_PROBLEM_
Count, in the entries below, the lines in which "Litter" occurs. Give the number, nothing more.

_RECORDS FOR THIS TASK_
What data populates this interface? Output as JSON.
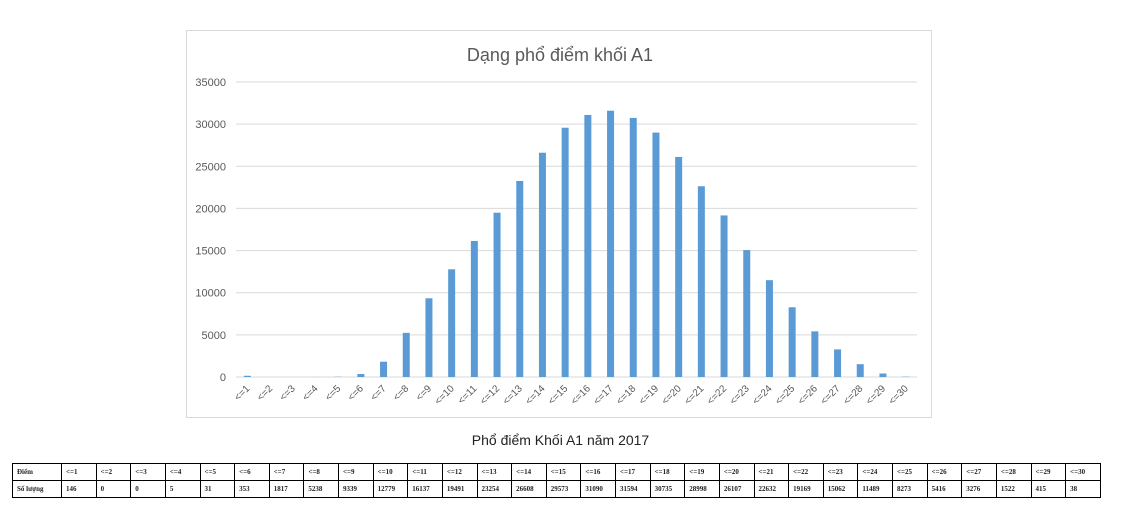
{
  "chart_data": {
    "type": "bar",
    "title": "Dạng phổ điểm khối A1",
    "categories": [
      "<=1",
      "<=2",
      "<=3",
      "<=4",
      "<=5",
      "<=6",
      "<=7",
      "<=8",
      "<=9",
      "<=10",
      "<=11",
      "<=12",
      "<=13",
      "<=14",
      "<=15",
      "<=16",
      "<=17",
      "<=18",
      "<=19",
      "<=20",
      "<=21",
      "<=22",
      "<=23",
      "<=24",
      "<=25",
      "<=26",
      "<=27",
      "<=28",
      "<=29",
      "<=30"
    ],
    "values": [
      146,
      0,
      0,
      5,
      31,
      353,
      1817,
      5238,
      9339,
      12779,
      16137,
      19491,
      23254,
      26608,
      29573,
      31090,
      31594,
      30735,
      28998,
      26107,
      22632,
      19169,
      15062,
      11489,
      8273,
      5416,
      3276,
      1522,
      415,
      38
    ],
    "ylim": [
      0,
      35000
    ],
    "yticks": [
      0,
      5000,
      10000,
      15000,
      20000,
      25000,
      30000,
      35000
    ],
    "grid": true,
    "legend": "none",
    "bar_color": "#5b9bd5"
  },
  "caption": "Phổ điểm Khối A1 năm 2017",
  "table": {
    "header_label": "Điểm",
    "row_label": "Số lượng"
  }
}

...

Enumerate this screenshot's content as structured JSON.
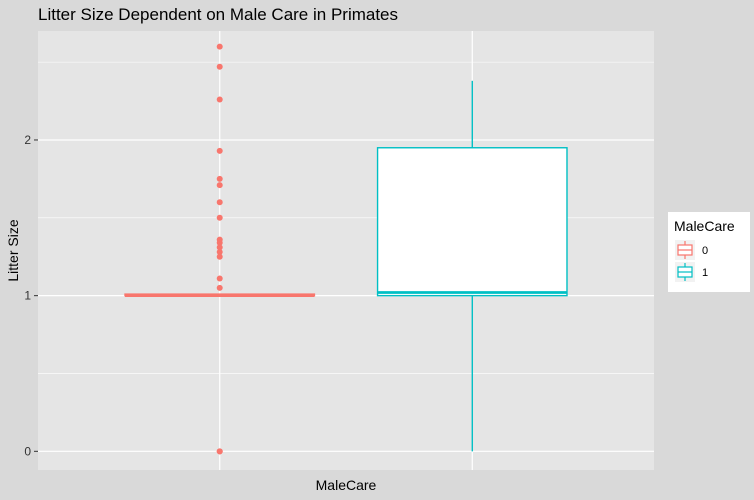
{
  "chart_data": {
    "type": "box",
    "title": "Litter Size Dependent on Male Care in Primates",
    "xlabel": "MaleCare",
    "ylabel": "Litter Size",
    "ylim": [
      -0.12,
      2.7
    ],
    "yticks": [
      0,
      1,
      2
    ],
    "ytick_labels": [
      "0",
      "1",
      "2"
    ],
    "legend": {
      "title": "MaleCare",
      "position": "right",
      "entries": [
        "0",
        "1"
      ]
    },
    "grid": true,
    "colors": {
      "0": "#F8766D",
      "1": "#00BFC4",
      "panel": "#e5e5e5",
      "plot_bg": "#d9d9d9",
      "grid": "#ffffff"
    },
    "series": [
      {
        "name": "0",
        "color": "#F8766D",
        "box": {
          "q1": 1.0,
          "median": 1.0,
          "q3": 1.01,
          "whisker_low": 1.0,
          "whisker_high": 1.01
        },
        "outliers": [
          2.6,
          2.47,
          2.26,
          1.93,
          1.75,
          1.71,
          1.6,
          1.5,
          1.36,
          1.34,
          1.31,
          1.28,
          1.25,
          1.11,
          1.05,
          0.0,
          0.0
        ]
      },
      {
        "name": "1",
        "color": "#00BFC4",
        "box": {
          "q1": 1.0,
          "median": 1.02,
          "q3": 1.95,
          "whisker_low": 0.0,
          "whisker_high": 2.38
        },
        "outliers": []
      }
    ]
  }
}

_EXERCISE ANSWER_
2